#### [Data section]
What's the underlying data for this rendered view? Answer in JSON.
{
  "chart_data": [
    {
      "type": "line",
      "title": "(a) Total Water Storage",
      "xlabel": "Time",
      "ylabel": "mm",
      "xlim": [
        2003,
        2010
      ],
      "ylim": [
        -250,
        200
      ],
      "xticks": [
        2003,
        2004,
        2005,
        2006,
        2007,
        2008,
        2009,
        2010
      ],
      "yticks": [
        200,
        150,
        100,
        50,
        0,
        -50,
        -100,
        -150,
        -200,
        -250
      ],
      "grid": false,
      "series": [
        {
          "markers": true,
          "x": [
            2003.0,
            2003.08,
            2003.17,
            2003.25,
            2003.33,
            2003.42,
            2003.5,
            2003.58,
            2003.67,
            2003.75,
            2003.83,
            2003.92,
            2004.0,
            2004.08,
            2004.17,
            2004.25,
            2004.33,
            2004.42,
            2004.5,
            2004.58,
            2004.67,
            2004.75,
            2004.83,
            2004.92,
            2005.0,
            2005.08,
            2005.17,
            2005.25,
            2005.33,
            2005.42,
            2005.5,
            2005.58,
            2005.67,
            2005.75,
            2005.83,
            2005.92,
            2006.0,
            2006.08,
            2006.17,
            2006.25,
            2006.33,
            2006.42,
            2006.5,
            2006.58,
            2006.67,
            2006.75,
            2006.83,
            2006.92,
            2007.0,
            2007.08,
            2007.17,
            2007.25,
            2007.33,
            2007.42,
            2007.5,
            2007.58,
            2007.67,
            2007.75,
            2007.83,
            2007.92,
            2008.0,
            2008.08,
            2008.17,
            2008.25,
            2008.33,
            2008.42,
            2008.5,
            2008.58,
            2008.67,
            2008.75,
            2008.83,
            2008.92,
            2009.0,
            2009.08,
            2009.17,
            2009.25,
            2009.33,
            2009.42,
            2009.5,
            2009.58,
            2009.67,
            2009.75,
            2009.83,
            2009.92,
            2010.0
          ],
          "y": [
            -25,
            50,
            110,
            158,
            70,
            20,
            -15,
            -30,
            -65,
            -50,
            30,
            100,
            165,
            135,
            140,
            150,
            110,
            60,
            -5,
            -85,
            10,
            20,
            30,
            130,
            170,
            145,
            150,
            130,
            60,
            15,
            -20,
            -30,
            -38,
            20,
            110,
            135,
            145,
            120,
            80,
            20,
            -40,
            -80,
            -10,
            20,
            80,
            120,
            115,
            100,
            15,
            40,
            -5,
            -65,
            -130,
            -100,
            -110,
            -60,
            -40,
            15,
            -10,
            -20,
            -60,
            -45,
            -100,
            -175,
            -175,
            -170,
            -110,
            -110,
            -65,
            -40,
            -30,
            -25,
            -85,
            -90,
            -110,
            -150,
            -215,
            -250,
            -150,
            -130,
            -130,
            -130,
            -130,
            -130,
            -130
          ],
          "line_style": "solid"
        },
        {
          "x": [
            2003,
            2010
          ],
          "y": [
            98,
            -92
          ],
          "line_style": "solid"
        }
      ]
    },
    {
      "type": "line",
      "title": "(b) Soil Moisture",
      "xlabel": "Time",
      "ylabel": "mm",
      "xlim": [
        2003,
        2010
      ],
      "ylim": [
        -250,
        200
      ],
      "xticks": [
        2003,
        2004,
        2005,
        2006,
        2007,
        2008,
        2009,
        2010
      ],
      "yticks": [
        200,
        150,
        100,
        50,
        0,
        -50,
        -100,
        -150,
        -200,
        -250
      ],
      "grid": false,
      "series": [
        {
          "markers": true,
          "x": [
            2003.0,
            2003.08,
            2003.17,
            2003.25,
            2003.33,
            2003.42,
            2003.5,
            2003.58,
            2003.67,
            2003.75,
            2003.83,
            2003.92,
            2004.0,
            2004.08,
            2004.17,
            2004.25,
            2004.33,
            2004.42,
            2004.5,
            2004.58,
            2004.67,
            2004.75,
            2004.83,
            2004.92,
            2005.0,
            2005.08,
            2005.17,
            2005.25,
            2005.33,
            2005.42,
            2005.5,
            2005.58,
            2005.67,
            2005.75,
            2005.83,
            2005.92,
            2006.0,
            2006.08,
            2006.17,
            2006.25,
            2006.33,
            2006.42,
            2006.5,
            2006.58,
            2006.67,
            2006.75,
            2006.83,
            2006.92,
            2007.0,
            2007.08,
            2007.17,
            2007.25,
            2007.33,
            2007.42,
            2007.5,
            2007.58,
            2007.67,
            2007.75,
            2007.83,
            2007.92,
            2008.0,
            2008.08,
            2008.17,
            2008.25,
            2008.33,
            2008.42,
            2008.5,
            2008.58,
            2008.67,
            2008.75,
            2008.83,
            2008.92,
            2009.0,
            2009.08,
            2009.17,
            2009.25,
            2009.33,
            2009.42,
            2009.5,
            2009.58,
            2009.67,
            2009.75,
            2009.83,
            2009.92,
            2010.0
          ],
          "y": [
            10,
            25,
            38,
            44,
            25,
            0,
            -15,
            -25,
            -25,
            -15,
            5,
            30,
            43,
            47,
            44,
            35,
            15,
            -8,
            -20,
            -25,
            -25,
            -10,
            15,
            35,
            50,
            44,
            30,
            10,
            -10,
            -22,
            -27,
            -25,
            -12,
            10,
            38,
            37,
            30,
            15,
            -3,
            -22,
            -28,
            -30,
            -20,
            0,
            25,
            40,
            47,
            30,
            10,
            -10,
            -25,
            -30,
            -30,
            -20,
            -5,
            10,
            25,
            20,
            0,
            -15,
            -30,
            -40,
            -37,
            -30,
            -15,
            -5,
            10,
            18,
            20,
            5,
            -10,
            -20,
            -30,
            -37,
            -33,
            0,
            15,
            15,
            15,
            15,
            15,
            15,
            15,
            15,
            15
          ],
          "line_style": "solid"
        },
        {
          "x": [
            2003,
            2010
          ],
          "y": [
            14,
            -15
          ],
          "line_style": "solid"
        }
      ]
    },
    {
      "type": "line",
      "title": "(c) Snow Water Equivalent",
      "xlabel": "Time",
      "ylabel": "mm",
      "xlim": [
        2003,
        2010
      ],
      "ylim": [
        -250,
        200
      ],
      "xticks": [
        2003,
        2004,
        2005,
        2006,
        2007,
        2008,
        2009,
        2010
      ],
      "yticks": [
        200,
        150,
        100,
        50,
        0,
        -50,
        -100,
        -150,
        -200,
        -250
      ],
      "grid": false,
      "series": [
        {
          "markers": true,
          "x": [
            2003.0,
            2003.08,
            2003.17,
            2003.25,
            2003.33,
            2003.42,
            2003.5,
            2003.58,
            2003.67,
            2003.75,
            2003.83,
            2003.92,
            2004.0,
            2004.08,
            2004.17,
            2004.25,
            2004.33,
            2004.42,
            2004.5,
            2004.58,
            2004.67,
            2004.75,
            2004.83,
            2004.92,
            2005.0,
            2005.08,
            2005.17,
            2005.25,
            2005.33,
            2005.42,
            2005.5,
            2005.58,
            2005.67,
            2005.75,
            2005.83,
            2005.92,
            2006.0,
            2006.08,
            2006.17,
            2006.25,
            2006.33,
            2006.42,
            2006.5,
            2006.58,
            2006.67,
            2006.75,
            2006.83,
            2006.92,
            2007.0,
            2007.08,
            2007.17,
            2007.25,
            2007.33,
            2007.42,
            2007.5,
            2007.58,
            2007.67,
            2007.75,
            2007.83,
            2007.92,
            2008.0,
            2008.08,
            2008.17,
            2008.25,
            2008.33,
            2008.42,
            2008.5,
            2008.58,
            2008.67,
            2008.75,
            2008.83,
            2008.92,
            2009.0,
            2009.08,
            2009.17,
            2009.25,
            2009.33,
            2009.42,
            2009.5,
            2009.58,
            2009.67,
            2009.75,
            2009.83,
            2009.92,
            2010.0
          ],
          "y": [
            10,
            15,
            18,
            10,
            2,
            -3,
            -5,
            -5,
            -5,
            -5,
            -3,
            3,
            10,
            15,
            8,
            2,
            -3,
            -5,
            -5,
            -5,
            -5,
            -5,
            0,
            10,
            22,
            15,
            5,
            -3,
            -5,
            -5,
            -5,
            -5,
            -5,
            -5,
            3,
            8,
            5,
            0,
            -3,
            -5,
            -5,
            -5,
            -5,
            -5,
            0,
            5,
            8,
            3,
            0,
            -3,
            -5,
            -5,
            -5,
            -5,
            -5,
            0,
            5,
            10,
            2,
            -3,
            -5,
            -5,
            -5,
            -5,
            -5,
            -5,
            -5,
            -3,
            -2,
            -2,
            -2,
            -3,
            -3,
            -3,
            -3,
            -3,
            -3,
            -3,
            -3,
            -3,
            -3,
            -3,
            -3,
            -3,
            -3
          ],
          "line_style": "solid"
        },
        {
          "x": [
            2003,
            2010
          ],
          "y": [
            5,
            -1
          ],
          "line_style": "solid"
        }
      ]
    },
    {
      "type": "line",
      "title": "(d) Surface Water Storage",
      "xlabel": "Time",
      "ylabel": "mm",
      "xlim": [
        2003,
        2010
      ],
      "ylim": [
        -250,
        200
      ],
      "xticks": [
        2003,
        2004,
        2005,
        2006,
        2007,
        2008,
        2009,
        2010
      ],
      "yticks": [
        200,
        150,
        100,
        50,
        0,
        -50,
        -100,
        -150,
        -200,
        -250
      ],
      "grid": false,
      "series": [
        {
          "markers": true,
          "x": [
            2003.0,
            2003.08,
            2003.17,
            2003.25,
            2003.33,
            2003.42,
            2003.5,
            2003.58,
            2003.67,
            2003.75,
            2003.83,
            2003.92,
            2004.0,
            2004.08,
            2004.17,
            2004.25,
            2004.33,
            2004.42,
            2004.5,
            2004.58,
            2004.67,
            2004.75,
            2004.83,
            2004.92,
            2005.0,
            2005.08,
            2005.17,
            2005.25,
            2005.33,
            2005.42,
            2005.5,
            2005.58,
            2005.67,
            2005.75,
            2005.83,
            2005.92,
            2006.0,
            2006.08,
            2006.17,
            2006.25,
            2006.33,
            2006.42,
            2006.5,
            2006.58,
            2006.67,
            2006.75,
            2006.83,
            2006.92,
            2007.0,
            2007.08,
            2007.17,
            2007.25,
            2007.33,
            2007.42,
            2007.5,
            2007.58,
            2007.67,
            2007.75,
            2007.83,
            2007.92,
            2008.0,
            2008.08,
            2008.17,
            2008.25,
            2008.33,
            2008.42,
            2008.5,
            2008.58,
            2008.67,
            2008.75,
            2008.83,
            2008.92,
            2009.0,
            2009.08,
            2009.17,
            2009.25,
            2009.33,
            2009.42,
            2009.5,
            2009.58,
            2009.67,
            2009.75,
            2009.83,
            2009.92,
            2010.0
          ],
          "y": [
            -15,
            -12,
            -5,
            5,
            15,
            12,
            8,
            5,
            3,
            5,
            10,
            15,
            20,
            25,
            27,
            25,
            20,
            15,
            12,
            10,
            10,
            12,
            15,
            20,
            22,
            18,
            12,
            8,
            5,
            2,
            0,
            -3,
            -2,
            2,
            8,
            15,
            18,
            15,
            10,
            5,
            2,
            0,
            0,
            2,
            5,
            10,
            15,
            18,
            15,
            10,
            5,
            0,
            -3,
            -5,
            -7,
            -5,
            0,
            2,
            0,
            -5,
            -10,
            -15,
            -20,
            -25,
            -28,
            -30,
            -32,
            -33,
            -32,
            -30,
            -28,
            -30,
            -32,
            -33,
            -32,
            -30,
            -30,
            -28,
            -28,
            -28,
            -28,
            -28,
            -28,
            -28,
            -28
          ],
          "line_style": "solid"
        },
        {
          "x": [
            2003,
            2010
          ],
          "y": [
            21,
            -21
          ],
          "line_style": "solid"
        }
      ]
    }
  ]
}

#### [Problem statement]
Copy every line from the entries that contains the word "Water".

#### [Answer to this problem]
      "title": "(a) Total Water Storage",
      "title": "(c) Snow Water Equivalent",
      "title": "(d) Surface Water Storage",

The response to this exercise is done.